Exercise aim: Within the listing below, locate all lines containing the word "فلوجل". Copy each one.

Given entries:
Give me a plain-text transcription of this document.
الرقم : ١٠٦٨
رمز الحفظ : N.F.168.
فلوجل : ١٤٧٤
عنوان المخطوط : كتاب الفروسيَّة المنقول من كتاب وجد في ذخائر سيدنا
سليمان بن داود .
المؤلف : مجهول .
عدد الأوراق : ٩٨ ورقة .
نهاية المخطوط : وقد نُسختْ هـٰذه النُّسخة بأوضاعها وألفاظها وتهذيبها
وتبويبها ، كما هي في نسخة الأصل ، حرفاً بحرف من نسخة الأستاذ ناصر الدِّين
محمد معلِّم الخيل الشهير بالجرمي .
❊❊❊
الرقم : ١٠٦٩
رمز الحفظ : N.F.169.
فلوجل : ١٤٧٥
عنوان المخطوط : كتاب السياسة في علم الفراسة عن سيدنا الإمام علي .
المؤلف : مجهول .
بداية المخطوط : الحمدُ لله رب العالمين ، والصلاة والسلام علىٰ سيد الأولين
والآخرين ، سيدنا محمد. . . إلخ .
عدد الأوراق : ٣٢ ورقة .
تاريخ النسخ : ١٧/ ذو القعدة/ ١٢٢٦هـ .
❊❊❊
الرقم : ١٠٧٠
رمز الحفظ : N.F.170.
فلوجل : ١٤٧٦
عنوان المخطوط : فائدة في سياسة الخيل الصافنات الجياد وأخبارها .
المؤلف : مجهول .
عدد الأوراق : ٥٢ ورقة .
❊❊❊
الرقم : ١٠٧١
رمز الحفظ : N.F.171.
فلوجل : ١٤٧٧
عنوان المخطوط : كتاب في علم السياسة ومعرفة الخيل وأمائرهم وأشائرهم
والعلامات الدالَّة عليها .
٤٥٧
* * *
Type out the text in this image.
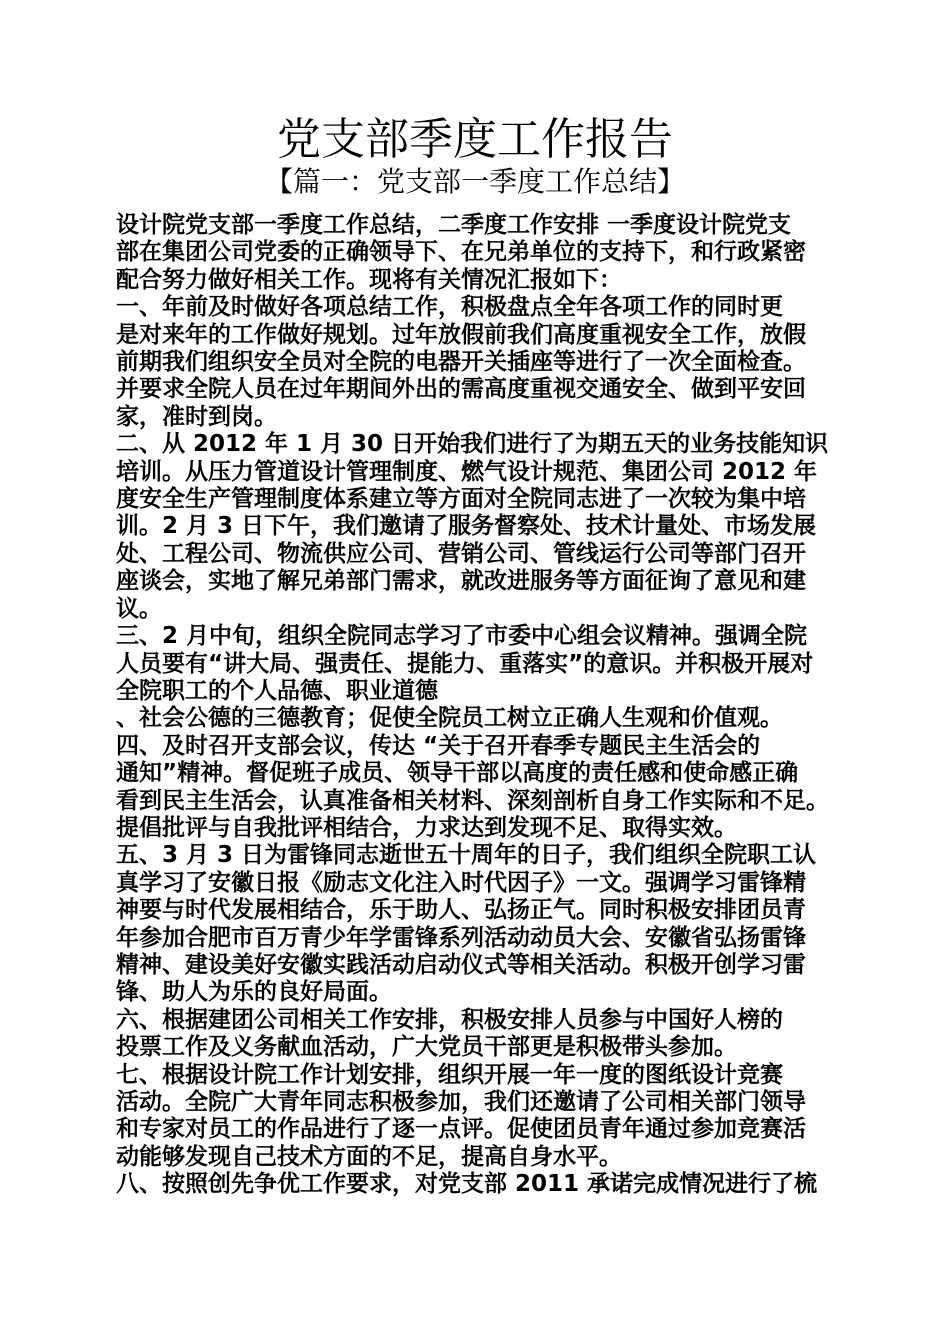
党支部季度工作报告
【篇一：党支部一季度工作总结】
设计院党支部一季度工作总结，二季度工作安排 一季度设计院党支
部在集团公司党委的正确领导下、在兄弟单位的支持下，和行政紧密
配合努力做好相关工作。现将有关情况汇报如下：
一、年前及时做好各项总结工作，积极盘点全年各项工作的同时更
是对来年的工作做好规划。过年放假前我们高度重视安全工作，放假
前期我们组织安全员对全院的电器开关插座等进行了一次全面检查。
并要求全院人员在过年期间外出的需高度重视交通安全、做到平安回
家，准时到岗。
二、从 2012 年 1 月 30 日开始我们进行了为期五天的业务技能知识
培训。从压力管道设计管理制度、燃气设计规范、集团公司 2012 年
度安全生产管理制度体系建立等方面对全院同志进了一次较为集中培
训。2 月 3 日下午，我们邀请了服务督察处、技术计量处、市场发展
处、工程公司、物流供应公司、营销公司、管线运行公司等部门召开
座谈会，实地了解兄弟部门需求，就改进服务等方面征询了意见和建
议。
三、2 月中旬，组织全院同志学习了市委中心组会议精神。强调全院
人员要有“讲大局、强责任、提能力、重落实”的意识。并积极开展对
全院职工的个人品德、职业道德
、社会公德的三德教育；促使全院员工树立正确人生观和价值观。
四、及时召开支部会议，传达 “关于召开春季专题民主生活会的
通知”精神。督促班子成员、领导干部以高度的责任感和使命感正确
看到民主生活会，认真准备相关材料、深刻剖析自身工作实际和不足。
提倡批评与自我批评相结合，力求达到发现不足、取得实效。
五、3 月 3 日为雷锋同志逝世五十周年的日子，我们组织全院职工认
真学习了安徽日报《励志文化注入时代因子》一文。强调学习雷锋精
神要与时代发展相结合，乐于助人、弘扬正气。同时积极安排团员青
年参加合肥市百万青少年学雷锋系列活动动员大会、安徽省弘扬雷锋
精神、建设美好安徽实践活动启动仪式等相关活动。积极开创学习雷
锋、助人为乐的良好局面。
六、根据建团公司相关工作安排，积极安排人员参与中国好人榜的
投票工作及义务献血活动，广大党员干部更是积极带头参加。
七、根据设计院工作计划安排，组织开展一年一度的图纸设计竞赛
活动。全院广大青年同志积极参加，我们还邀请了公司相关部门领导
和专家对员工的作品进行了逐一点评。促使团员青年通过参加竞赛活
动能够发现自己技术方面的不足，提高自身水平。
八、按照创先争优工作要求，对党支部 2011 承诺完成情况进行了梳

Solved problem:
فلوجل : ١٤٧٤
فلوجل : ١٤٧٥
فلوجل : ١٤٧٦
فلوجل : ١٤٧٧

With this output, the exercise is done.